## Task
Transcribe only the part of the listing below that begins at the line containing "Extract the structured" and runs to its final line, keeping both ends.

Dataset items:
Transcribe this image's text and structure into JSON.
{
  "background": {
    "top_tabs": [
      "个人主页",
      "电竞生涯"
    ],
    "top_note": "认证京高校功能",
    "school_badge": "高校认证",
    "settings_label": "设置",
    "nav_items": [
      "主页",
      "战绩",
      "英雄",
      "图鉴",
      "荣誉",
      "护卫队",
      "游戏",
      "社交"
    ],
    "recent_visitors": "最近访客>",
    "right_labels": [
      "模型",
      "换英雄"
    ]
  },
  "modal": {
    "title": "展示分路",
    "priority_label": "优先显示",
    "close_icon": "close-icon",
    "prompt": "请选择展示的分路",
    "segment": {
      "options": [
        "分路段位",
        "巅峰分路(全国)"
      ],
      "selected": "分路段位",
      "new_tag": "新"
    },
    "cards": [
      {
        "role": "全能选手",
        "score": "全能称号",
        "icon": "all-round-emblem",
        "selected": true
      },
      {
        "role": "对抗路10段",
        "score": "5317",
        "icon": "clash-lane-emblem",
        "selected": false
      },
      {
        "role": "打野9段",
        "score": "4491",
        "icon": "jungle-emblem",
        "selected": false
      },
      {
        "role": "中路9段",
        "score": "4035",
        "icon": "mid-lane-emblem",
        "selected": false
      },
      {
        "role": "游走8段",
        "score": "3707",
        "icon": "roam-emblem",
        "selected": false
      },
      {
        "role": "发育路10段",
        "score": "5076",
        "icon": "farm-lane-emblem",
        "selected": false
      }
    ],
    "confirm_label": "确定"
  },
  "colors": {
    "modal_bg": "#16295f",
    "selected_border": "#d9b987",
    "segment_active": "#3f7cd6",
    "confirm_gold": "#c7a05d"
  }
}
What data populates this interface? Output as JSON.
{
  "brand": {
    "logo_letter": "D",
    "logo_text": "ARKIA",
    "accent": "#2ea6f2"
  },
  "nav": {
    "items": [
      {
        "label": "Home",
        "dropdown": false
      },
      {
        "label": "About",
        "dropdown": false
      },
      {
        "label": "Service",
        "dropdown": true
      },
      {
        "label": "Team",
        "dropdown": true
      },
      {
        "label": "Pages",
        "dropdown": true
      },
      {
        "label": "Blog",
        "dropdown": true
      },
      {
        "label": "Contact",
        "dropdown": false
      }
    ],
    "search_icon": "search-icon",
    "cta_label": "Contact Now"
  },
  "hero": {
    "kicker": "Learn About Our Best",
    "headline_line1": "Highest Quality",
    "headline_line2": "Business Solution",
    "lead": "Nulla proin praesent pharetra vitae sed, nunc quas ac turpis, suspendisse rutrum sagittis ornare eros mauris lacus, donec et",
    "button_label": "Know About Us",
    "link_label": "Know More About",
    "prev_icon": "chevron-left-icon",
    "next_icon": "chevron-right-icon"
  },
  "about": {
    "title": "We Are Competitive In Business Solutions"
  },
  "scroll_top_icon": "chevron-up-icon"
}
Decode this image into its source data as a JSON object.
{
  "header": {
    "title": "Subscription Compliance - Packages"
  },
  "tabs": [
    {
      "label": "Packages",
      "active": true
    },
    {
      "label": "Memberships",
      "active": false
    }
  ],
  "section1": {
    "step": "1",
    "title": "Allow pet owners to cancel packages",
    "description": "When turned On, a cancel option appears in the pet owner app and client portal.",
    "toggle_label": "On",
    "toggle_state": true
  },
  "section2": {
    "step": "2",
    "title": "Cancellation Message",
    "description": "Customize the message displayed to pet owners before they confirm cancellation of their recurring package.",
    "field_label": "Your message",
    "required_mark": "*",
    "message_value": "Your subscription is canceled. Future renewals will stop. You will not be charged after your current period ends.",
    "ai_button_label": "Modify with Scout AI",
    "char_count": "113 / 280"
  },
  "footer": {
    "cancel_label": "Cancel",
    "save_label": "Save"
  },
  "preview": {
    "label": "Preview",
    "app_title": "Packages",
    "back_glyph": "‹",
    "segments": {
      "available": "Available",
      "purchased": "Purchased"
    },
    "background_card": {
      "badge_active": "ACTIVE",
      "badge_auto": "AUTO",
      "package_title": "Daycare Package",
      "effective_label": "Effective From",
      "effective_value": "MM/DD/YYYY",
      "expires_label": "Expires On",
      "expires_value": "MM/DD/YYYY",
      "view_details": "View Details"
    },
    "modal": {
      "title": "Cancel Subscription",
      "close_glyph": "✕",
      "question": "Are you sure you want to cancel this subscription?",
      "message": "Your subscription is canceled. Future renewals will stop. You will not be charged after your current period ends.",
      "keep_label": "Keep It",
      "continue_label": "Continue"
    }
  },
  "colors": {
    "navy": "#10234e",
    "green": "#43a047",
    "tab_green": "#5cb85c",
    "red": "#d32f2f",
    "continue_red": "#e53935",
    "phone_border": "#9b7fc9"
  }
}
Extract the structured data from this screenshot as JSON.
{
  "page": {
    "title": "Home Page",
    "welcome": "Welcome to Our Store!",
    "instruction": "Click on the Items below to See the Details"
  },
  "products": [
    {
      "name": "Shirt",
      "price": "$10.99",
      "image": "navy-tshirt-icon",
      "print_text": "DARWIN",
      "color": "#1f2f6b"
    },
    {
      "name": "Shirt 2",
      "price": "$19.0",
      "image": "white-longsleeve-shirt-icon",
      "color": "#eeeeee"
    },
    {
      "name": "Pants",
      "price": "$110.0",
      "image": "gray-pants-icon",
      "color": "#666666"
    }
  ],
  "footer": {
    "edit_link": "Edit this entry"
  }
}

## Result
Extract the structured data from this screenshot as JSON.
{
  "page": {
    "title": "Home Page",
    "welcome": "Welcome to Our Store!",
    "instruction": "Click on the Items below to See the Details"
  },
  "products": [
    {
      "name": "Shirt",
      "price": "$10.99",
      "image": "navy-tshirt-icon",
      "print_text": "DARWIN",
      "color": "#1f2f6b"
    },
    {
      "name": "Shirt 2",
      "price": "$19.0",
      "image": "white-longsleeve-shirt-icon",
      "color": "#eeeeee"
    },
    {
      "name": "Pants",
      "price": "$110.0",
      "image": "gray-pants-icon",
      "color": "#666666"
    }
  ],
  "footer": {
    "edit_link": "Edit this entry"
  }
}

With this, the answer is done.